▶ Stated exercise a
Condense the paragraph in the blog excerpt about the CGGC that begins "How would it go if a doctoral student" into a shorter version that keeps its main facts.

▶ Extracted text

I forgive the mountaintoppers. Doing so is not difficult for me. And, to the degree that the Conference in session may have sanctioned the mountaintoppers' unchrist-like behavior toward me, my love for it remains unphased.

----------------

So, having been through the process of advanced academic training, I began to wonder how it would work out if, many years in the future, the mountaintoppers and I were to be part of a doctrinal dissertation in the area of American religious history.

A future area of study for religious historians almost certainly will be the demise of Christian denominations in the twenty-first century.

How would it go if a doctoral student, aware that the CGGC is on the list of groups that died during this era, did a study of us? (When I was in school, when profs found out that I was part of Winebrenner's group, they wanted me to do every paper I could on him and us. We were, at least at that time, fascinating.)

I think of Richard Kern's biography of Winebrenner and his chapter on the Winebrenner-(John Williamson) Nevin Controversy that took place in the 1840s.

What if, 150 years from now, A.D. 2270-ish or so, someone starts reading CGGC stuff as a scholar would, taking the eNewses and The CHURCH ADVOCATE, We Believe, the Statements of Faith, Here We Stand and all the newsletters and Healthy Church Updates and the emails they can access with that day's technology AND also read this blog and other things I write.

▶ Supplied records
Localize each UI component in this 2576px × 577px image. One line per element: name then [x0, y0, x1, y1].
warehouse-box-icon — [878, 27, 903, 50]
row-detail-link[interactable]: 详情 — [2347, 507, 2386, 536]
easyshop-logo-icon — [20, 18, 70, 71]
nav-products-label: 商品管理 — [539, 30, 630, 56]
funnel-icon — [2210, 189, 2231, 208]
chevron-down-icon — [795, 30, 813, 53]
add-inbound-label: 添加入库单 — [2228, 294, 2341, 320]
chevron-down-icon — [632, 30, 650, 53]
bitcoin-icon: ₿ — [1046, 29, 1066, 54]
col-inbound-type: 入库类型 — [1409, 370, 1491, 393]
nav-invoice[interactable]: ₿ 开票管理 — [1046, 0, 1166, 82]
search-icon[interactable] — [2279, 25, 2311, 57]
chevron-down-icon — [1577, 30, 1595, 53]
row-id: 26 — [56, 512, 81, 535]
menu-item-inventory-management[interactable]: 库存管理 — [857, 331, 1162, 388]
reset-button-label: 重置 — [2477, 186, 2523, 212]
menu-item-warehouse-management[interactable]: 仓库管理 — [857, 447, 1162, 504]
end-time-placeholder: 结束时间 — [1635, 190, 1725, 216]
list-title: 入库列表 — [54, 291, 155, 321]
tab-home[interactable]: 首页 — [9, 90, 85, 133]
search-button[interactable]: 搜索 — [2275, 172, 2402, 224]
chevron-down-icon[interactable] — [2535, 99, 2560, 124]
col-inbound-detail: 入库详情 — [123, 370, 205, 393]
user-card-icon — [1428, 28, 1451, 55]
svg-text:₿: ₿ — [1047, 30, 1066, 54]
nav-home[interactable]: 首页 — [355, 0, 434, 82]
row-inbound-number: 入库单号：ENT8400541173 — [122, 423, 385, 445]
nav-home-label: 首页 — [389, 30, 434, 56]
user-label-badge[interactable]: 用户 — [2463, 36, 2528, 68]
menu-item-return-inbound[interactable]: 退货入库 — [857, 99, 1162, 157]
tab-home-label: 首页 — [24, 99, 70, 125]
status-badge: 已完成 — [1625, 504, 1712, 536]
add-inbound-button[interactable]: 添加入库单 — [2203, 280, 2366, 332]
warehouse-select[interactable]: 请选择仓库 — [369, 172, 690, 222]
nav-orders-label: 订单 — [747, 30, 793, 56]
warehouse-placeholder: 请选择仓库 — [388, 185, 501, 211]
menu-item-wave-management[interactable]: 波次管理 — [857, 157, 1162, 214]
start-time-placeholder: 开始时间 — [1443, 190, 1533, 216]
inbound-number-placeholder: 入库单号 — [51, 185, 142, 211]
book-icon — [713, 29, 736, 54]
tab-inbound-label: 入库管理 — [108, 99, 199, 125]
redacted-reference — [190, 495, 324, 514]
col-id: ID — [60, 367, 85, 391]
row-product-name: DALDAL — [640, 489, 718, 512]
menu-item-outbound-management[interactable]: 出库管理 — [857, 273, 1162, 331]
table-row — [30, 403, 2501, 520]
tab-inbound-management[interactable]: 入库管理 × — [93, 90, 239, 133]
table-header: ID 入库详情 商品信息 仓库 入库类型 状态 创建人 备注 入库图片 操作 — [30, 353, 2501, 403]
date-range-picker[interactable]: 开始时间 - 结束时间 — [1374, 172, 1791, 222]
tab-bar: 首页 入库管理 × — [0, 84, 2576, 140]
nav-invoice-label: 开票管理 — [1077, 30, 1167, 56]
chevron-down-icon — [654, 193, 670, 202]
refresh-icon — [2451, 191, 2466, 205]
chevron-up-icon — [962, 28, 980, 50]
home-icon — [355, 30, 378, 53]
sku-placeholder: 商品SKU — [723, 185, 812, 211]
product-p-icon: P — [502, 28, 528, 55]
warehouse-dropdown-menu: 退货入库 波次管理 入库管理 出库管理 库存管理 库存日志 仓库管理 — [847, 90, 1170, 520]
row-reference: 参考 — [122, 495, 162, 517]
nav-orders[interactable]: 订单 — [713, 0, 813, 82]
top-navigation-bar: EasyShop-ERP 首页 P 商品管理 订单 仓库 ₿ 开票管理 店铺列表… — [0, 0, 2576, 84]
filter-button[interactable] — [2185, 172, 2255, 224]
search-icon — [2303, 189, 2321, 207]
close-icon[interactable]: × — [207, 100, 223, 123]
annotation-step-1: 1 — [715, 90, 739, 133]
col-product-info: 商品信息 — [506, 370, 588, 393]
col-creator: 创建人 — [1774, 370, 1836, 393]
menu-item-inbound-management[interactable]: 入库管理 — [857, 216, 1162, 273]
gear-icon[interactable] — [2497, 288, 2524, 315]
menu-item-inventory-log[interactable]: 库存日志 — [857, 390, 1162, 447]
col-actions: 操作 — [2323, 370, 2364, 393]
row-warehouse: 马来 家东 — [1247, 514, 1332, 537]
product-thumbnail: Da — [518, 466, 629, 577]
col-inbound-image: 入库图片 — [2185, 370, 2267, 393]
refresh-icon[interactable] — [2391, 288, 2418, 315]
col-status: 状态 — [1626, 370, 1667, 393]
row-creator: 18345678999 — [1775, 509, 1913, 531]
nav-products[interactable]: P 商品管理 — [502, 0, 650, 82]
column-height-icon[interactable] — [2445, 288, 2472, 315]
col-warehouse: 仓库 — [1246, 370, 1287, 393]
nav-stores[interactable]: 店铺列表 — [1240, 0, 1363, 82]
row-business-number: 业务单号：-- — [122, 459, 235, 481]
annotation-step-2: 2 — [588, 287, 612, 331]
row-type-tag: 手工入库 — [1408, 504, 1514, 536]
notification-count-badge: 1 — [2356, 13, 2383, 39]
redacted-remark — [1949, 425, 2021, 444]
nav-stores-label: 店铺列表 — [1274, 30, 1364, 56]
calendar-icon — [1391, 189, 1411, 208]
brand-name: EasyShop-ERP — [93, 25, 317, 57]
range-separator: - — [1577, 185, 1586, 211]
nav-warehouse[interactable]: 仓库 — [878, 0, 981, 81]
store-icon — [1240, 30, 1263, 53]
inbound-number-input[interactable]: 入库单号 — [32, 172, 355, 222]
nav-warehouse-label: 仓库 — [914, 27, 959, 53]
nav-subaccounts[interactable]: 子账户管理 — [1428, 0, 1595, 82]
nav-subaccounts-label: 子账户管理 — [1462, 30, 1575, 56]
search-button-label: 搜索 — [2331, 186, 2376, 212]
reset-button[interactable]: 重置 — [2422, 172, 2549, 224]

▶ Stated exercise b
Rewrite the records from their first line through the line containing "nav-invoice[interactable]: ₿ 开票管理", changing "chevron-down-icon" to "arrow-down-icon" and leaving everything else as is.

▶ Output a
What if a doctoral student, knowing the CGGC is among the groups that died in this era, studied it? When the writer was in school, professors who learned of the connection to Winebrenner's group wanted every possible paper written on him and the group, which was then considered fascinating.

▶ Output b
Localize each UI component in this 2576px × 577px image. One line per element: name then [x0, y0, x1, y1].
warehouse-box-icon — [878, 27, 903, 50]
row-detail-link[interactable]: 详情 — [2347, 507, 2386, 536]
easyshop-logo-icon — [20, 18, 70, 71]
nav-products-label: 商品管理 — [539, 30, 630, 56]
funnel-icon — [2210, 189, 2231, 208]
arrow-down-icon — [795, 30, 813, 53]
add-inbound-label: 添加入库单 — [2228, 294, 2341, 320]
arrow-down-icon — [632, 30, 650, 53]
bitcoin-icon: ₿ — [1046, 29, 1066, 54]
col-inbound-type: 入库类型 — [1409, 370, 1491, 393]
nav-invoice[interactable]: ₿ 开票管理 — [1046, 0, 1166, 82]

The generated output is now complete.